### GIVEN ENTRIES
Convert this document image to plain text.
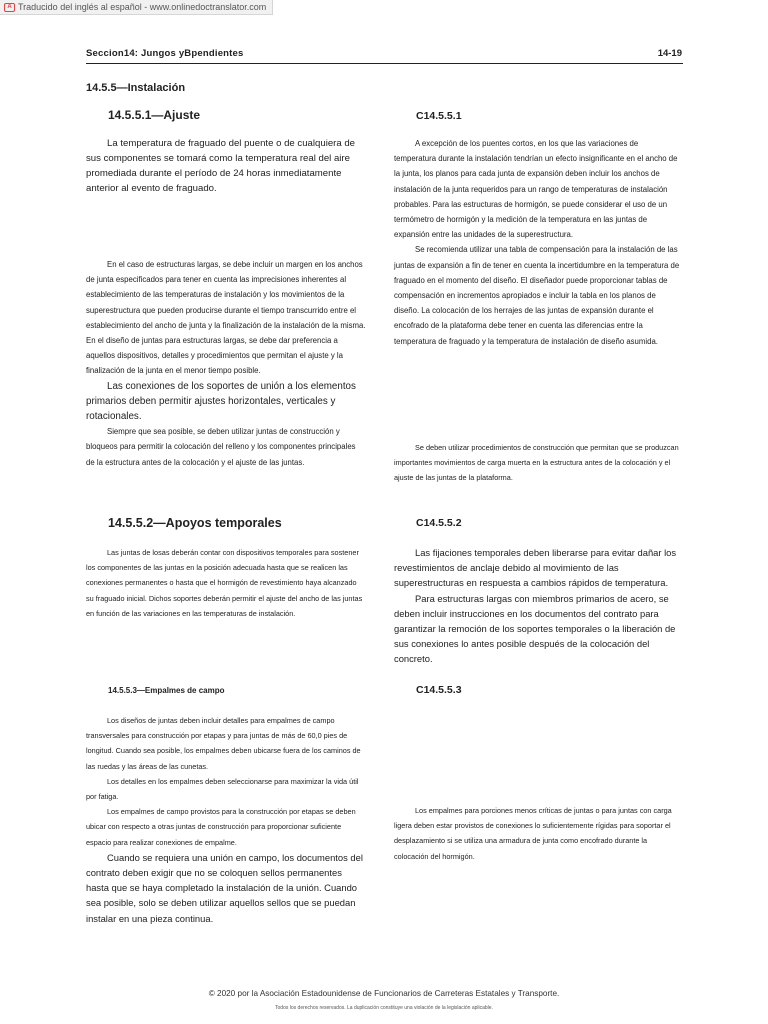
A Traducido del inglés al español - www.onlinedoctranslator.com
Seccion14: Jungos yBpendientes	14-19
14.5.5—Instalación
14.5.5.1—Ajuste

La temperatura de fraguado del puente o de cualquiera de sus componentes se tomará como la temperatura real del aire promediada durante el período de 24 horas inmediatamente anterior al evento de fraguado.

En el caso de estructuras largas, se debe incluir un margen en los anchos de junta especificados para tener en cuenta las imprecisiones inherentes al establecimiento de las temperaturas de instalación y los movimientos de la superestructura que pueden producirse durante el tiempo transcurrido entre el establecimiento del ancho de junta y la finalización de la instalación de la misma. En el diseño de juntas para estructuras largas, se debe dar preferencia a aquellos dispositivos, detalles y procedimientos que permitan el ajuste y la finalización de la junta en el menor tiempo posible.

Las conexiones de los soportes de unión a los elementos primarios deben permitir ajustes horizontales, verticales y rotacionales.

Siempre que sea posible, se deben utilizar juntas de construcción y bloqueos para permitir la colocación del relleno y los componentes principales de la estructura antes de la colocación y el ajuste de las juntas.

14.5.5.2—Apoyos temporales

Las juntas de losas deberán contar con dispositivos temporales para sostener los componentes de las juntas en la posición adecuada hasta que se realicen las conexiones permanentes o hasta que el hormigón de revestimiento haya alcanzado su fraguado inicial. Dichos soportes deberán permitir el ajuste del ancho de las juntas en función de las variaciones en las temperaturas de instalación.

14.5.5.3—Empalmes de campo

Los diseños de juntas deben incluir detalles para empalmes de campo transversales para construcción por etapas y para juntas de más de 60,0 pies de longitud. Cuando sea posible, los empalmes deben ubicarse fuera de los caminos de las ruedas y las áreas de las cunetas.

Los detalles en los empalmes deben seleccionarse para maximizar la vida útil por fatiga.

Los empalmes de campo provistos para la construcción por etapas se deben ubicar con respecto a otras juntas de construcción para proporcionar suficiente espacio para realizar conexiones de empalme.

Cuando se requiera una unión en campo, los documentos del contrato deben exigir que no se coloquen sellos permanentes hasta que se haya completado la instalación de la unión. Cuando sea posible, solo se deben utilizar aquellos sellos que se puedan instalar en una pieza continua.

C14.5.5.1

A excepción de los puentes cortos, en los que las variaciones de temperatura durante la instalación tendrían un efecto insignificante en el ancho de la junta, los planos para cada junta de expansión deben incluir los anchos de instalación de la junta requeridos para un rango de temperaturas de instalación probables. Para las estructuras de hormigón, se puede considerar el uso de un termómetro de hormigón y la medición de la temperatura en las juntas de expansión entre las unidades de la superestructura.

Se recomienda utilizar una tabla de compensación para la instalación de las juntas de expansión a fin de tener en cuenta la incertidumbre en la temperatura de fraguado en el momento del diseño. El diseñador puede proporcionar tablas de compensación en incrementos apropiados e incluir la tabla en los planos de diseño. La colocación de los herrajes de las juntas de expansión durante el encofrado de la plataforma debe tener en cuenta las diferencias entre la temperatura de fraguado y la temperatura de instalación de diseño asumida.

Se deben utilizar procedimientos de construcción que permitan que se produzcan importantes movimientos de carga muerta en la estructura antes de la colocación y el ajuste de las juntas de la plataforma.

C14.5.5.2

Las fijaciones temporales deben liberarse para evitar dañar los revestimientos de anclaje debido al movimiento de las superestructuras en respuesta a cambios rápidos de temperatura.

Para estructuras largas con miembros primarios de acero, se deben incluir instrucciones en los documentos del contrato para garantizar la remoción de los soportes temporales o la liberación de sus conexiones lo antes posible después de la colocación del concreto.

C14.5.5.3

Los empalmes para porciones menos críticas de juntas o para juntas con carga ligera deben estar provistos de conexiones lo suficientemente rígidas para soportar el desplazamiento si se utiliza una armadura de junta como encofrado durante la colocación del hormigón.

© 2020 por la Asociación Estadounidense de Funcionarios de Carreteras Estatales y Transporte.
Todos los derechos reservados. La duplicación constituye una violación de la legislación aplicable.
...
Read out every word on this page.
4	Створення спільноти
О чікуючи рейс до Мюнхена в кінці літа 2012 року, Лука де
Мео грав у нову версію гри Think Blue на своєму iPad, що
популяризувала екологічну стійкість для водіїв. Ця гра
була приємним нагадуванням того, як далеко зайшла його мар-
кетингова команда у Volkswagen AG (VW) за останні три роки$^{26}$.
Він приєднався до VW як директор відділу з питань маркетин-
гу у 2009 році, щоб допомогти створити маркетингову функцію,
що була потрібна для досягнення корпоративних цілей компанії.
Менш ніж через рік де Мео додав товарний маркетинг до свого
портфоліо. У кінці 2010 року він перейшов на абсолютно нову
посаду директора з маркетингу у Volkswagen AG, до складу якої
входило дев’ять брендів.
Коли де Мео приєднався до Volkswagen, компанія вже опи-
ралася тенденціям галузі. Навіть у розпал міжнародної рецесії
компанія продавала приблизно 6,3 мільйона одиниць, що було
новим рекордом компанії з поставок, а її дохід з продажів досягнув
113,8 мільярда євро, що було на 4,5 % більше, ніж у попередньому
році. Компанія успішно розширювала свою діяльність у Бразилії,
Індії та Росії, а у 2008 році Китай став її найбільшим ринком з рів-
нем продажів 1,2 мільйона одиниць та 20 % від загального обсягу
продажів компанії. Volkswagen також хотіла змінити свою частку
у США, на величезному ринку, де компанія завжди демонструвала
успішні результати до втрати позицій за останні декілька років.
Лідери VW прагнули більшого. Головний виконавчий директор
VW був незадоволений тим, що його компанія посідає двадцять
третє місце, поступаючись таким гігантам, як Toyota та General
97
---
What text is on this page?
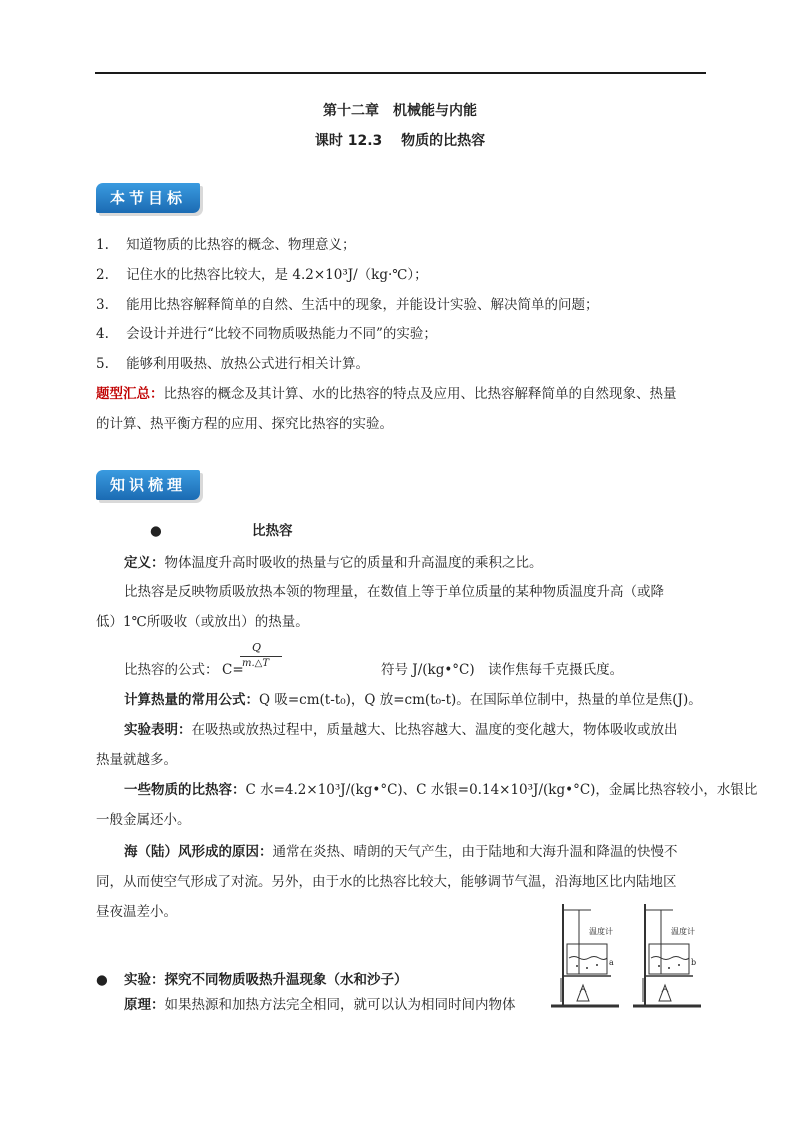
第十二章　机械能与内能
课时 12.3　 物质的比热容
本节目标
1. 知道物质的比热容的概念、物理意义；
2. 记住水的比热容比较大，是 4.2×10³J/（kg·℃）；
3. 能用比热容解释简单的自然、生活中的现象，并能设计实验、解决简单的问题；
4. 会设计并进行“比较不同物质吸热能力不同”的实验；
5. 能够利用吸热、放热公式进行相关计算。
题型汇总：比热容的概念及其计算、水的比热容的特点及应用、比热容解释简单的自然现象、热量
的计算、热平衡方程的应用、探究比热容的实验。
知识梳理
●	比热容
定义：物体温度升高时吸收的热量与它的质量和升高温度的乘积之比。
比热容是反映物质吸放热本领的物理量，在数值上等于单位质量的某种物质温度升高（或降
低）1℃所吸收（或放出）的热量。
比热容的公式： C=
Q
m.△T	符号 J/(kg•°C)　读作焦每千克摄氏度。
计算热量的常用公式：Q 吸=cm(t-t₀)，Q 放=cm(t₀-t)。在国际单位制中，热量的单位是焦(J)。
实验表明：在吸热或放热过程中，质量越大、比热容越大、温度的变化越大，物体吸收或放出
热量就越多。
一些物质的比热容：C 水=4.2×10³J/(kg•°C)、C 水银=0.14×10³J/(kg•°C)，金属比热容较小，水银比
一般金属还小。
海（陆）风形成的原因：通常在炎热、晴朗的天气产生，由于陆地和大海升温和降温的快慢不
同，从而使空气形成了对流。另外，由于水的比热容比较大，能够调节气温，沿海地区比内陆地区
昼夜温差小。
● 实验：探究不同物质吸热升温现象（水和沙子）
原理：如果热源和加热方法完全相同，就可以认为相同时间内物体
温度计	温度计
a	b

### DIRECTIONS
Identify each line in the records above containing the word "this"; copy those lines.

### EXERCISE ANSWER
Convert this document image to plain text.
Read out every word on this page.
What text is on this page?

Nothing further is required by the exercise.